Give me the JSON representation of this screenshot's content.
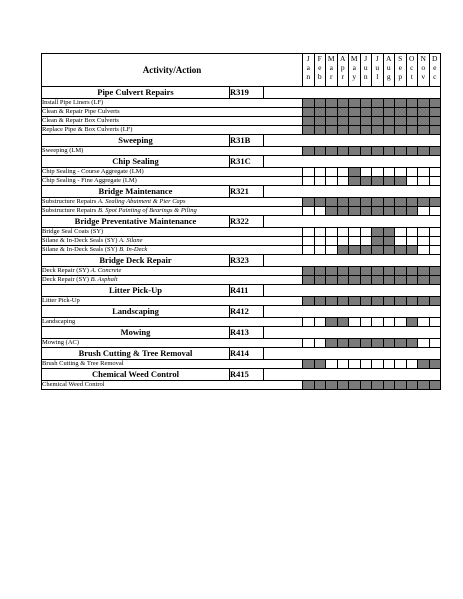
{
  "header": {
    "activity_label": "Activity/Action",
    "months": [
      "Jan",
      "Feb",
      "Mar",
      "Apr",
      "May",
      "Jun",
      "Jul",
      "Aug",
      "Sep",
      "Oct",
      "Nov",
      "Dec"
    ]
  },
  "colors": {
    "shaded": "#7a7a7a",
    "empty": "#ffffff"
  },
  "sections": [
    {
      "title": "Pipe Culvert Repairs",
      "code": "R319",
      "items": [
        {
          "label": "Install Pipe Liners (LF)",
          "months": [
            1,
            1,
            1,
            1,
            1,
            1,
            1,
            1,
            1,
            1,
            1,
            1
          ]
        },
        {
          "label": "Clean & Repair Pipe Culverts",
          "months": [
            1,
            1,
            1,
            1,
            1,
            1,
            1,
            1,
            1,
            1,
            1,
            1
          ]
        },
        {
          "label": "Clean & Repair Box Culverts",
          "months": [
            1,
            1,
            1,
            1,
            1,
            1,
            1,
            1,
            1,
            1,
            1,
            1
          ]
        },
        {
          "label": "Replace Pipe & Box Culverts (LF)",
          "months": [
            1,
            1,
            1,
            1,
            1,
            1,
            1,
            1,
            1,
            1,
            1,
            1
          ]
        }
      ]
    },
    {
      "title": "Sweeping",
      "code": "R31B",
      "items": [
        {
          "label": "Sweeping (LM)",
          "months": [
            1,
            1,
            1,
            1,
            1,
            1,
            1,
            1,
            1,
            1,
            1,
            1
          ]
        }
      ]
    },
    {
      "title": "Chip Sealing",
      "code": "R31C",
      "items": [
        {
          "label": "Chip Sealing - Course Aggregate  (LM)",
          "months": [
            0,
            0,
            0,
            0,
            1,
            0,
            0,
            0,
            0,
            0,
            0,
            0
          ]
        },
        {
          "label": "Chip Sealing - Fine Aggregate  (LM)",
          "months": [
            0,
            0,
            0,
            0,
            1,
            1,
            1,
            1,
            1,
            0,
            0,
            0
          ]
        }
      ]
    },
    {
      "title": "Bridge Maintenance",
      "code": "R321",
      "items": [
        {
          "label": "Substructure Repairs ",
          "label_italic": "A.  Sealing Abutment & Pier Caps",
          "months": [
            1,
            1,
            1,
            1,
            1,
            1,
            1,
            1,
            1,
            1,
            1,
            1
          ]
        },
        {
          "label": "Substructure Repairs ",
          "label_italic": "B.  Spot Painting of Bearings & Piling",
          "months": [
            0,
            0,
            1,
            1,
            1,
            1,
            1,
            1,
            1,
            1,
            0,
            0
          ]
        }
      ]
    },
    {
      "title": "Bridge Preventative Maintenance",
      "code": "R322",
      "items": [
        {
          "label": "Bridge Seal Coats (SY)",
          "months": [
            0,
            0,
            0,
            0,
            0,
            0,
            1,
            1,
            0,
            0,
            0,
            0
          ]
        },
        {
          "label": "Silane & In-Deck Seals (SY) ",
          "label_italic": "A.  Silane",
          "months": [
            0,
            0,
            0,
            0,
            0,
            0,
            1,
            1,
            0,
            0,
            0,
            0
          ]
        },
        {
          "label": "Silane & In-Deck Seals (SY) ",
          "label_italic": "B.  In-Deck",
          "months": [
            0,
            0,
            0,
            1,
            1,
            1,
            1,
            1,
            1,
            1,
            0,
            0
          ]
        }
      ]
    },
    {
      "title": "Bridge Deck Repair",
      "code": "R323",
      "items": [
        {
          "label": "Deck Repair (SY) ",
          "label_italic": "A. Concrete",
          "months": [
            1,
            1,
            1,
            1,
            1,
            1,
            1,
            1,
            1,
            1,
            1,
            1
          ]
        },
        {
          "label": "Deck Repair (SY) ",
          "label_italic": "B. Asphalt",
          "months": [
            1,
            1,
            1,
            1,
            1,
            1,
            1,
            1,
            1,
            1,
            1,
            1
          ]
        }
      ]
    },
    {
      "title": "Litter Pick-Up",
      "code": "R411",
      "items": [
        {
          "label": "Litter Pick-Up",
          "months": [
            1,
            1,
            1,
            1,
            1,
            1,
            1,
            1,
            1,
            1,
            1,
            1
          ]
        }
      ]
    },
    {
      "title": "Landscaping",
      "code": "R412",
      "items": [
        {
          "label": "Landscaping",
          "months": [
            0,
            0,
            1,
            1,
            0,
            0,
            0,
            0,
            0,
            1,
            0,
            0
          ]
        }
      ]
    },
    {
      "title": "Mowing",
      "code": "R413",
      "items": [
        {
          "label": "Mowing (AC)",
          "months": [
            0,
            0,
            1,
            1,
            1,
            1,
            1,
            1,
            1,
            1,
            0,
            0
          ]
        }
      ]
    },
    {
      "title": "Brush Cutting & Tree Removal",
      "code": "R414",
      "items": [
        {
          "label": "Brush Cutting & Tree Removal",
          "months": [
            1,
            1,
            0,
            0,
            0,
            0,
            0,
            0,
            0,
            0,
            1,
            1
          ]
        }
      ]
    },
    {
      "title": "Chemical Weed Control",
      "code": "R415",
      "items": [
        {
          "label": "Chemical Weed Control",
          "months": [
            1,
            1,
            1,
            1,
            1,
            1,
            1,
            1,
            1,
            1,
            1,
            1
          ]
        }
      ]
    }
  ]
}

════

- _What is being asked_:
What is the number of lines above that hold the string "Litter"? Answer with that number alone.

- _Expected output_:
2